**Dataset rows:**
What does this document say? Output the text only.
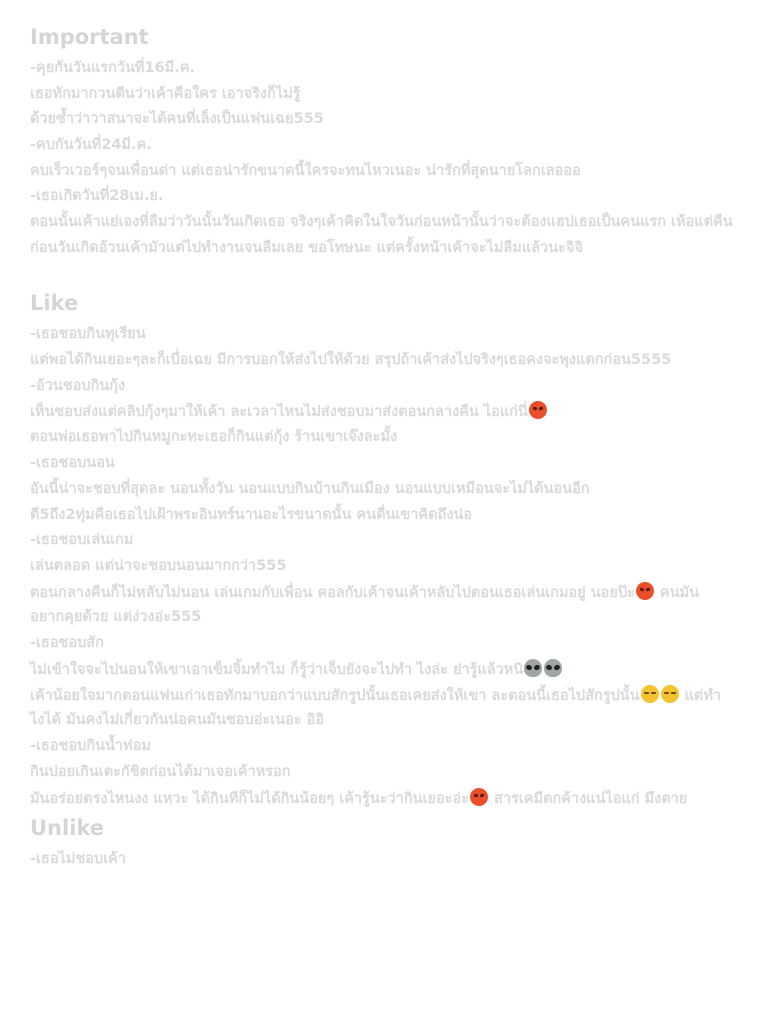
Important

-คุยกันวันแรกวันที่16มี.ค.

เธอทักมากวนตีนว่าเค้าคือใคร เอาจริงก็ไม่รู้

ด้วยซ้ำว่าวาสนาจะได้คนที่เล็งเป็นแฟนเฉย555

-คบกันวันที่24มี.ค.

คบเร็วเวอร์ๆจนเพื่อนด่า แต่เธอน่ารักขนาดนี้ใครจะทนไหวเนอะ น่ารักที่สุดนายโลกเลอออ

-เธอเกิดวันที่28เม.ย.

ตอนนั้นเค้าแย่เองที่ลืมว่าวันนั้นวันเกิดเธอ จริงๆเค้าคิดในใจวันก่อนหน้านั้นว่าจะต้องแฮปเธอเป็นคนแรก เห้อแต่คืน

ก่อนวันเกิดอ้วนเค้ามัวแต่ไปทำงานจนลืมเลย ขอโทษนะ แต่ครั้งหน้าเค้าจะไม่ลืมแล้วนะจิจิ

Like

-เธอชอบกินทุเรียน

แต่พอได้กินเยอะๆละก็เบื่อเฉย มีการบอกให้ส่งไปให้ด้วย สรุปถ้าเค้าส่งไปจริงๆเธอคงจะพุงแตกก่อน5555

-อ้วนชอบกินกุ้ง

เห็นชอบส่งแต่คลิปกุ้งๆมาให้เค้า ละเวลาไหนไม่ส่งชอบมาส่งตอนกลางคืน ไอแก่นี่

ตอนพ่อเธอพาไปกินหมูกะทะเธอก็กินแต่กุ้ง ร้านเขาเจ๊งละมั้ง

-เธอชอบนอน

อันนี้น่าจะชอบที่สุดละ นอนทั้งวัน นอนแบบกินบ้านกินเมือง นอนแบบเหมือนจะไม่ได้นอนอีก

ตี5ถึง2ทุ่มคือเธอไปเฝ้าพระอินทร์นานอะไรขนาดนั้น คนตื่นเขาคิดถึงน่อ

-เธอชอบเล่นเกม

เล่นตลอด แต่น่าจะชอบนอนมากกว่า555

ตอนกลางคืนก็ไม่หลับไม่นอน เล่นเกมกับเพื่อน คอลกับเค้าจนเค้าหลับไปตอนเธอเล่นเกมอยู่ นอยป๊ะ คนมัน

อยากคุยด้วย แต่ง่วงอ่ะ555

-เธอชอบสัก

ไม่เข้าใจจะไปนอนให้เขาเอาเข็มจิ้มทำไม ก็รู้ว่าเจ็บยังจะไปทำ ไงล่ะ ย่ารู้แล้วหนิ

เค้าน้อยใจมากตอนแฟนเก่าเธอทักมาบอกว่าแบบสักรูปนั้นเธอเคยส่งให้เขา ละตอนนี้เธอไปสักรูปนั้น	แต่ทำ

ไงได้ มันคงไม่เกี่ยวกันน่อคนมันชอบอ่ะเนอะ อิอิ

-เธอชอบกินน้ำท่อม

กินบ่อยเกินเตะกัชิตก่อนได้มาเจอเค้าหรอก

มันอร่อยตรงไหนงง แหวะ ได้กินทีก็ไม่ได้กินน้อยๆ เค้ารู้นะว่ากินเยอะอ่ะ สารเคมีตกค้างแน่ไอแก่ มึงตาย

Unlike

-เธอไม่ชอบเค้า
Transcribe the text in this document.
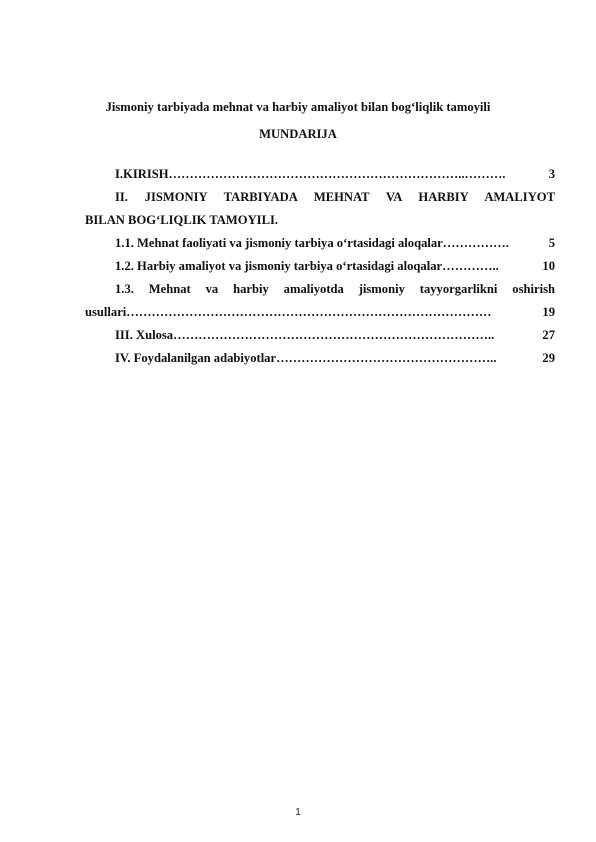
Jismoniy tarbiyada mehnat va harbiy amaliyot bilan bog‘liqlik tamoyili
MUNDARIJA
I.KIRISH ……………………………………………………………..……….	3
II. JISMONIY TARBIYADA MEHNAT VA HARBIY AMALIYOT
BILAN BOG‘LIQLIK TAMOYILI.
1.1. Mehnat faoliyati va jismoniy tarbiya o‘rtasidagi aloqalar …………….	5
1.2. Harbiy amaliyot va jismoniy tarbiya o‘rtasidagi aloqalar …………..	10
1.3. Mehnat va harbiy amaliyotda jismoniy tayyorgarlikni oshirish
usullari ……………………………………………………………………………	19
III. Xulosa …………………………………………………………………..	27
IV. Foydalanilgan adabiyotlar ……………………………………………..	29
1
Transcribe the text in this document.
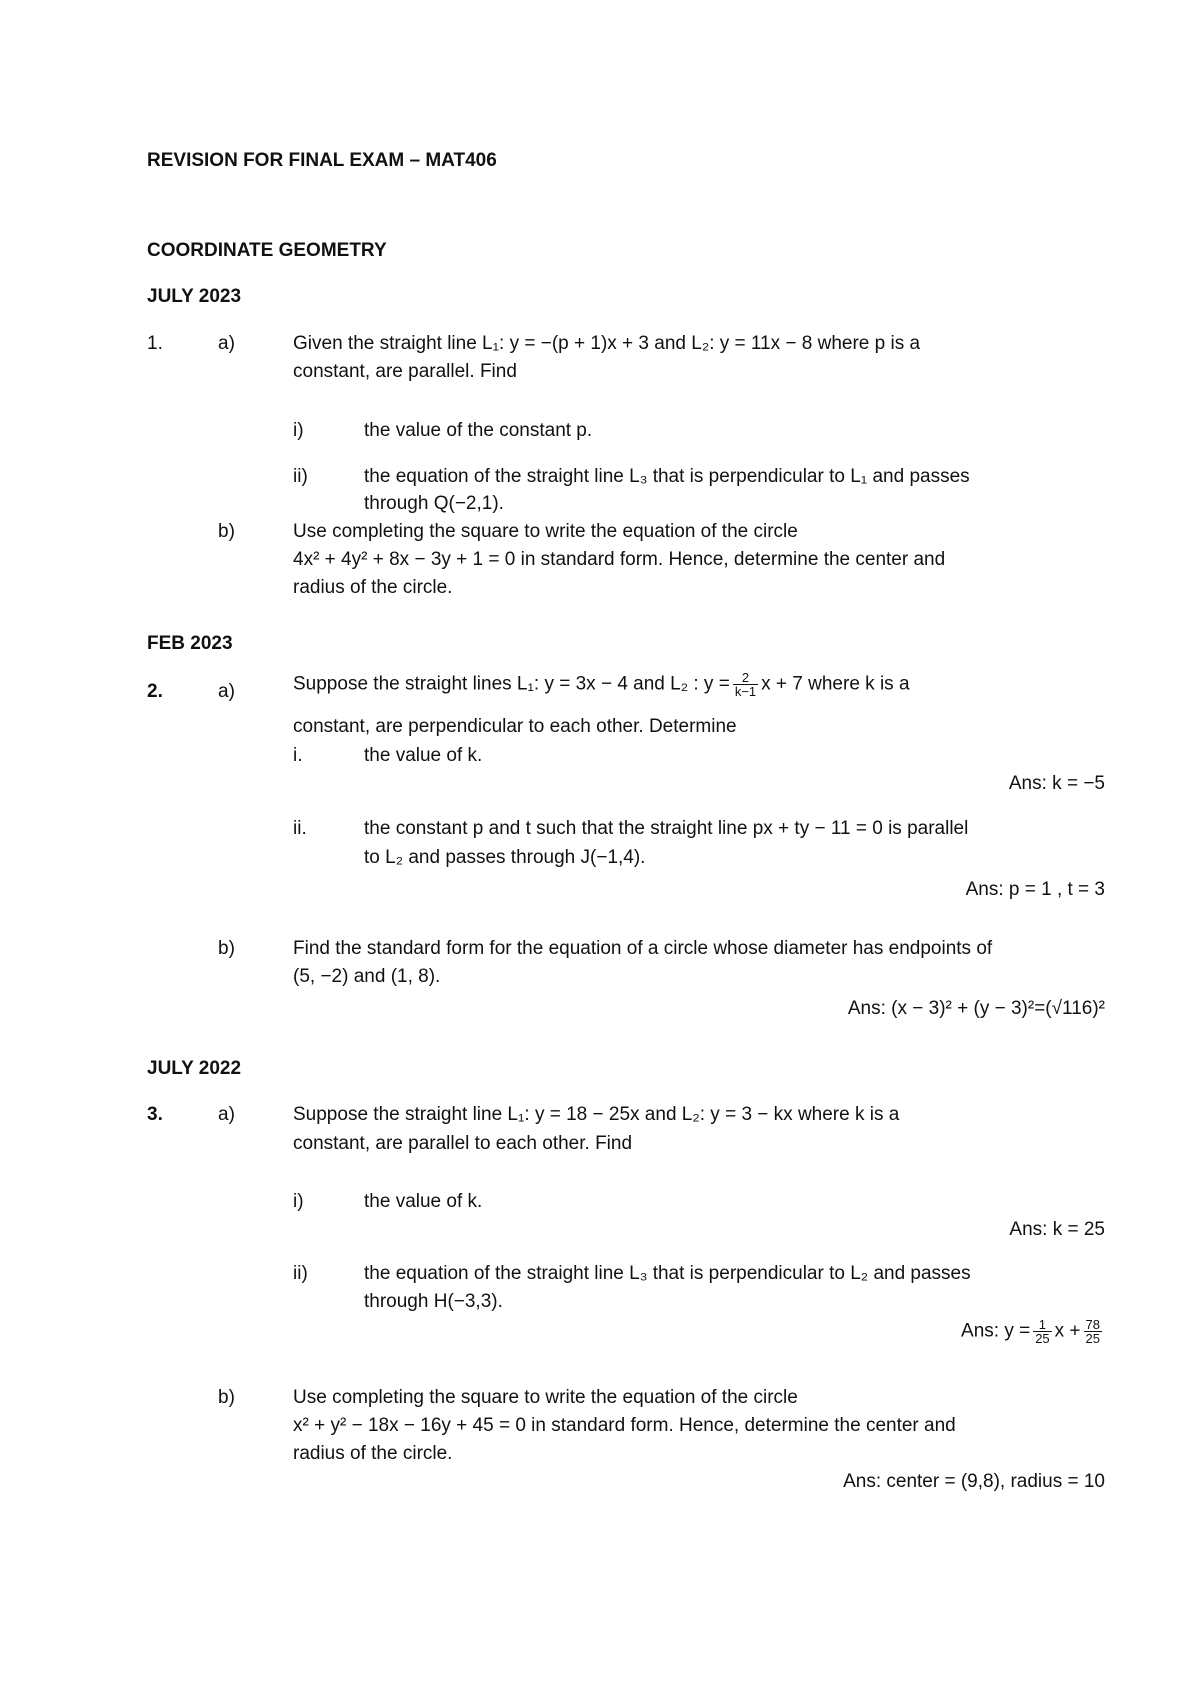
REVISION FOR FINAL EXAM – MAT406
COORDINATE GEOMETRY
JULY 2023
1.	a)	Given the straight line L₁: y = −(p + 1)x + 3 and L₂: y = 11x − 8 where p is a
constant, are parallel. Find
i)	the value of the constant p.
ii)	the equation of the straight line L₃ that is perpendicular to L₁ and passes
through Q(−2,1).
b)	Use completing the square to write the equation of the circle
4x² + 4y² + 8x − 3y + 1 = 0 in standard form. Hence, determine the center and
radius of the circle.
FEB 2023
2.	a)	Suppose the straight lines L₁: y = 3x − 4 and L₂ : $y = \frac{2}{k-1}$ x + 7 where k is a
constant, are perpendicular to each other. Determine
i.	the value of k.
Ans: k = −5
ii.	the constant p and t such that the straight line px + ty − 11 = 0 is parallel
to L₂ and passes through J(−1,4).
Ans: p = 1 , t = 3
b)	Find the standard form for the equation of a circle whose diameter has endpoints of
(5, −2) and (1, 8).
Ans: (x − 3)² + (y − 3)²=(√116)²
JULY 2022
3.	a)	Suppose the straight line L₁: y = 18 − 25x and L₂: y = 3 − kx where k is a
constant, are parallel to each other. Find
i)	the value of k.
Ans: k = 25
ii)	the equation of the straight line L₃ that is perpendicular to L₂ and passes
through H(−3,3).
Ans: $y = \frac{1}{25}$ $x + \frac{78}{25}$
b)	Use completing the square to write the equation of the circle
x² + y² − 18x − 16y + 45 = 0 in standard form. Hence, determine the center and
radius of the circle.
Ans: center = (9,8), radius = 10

---

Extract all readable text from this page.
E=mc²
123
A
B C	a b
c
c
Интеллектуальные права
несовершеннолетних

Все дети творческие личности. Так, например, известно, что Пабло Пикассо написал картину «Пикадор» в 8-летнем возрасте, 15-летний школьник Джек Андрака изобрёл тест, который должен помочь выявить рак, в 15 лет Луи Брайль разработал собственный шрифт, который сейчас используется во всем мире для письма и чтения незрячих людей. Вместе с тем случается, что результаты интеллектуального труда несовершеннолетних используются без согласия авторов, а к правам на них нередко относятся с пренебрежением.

**Work to do:** Read the lines above. Gather those in which the string "other" is found.

**Exercise output:**
constant, are perpendicular to each other. Determine
constant, are parallel to each other. Find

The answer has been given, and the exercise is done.